**INSTRUCTIONS FOR THE TASK**
Write the records out again, precisely as they stand.

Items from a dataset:
_ _ _ _ _ _ _

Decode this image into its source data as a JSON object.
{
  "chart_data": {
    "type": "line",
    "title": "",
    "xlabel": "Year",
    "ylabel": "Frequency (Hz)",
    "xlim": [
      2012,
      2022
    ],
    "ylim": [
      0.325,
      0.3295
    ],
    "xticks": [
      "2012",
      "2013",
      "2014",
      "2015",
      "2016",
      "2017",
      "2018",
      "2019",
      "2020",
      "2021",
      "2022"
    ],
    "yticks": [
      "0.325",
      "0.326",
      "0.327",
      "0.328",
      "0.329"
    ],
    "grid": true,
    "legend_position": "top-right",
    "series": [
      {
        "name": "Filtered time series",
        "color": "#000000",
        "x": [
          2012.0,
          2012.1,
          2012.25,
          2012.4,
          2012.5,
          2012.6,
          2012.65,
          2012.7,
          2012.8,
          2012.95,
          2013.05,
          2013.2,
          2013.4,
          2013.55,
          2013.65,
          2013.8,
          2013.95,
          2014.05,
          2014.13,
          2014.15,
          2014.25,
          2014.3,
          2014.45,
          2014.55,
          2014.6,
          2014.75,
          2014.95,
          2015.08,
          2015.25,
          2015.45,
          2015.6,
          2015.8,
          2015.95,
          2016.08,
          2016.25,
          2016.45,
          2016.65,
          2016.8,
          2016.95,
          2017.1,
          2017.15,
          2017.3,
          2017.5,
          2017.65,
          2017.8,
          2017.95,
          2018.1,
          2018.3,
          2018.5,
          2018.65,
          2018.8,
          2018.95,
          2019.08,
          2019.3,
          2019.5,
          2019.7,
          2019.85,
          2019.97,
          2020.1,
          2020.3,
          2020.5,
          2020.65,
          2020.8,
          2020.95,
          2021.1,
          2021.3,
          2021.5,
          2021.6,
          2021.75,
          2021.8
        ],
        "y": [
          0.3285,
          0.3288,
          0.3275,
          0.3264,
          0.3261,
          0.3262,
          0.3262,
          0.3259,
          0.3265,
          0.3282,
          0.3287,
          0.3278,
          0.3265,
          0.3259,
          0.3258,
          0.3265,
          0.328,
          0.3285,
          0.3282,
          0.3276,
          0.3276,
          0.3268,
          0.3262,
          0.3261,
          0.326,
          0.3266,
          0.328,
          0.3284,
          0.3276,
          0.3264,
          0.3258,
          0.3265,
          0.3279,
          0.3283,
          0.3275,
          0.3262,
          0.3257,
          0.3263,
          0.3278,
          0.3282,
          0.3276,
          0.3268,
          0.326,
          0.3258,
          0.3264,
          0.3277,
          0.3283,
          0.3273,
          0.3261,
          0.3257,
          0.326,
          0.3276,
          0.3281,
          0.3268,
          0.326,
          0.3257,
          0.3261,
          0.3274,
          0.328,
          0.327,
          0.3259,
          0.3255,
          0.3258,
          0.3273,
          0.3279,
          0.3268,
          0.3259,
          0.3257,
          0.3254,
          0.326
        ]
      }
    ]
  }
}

_ _ _ _ _ _ _

**RESULT FOR THIS TASK**
Decode this image into its source data as a JSON object.
{
  "chart_data": {
    "type": "line",
    "title": "",
    "xlabel": "Year",
    "ylabel": "Frequency (Hz)",
    "xlim": [
      2012,
      2022
    ],
    "ylim": [
      0.325,
      0.3295
    ],
    "xticks": [
      "2012",
      "2013",
      "2014",
      "2015",
      "2016",
      "2017",
      "2018",
      "2019",
      "2020",
      "2021",
      "2022"
    ],
    "yticks": [
      "0.325",
      "0.326",
      "0.327",
      "0.328",
      "0.329"
    ],
    "grid": true,
    "legend_position": "top-right",
    "series": [
      {
        "name": "Filtered time series",
        "color": "#000000",
        "x": [
          2012.0,
          2012.1,
          2012.25,
          2012.4,
          2012.5,
          2012.6,
          2012.65,
          2012.7,
          2012.8,
          2012.95,
          2013.05,
          2013.2,
          2013.4,
          2013.55,
          2013.65,
          2013.8,
          2013.95,
          2014.05,
          2014.13,
          2014.15,
          2014.25,
          2014.3,
          2014.45,
          2014.55,
          2014.6,
          2014.75,
          2014.95,
          2015.08,
          2015.25,
          2015.45,
          2015.6,
          2015.8,
          2015.95,
          2016.08,
          2016.25,
          2016.45,
          2016.65,
          2016.8,
          2016.95,
          2017.1,
          2017.15,
          2017.3,
          2017.5,
          2017.65,
          2017.8,
          2017.95,
          2018.1,
          2018.3,
          2018.5,
          2018.65,
          2018.8,
          2018.95,
          2019.08,
          2019.3,
          2019.5,
          2019.7,
          2019.85,
          2019.97,
          2020.1,
          2020.3,
          2020.5,
          2020.65,
          2020.8,
          2020.95,
          2021.1,
          2021.3,
          2021.5,
          2021.6,
          2021.75,
          2021.8
        ],
        "y": [
          0.3285,
          0.3288,
          0.3275,
          0.3264,
          0.3261,
          0.3262,
          0.3262,
          0.3259,
          0.3265,
          0.3282,
          0.3287,
          0.3278,
          0.3265,
          0.3259,
          0.3258,
          0.3265,
          0.328,
          0.3285,
          0.3282,
          0.3276,
          0.3276,
          0.3268,
          0.3262,
          0.3261,
          0.326,
          0.3266,
          0.328,
          0.3284,
          0.3276,
          0.3264,
          0.3258,
          0.3265,
          0.3279,
          0.3283,
          0.3275,
          0.3262,
          0.3257,
          0.3263,
          0.3278,
          0.3282,
          0.3276,
          0.3268,
          0.326,
          0.3258,
          0.3264,
          0.3277,
          0.3283,
          0.3273,
          0.3261,
          0.3257,
          0.326,
          0.3276,
          0.3281,
          0.3268,
          0.326,
          0.3257,
          0.3261,
          0.3274,
          0.328,
          0.327,
          0.3259,
          0.3255,
          0.3258,
          0.3273,
          0.3279,
          0.3268,
          0.3259,
          0.3257,
          0.3254,
          0.326
        ]
      }
    ]
  }
}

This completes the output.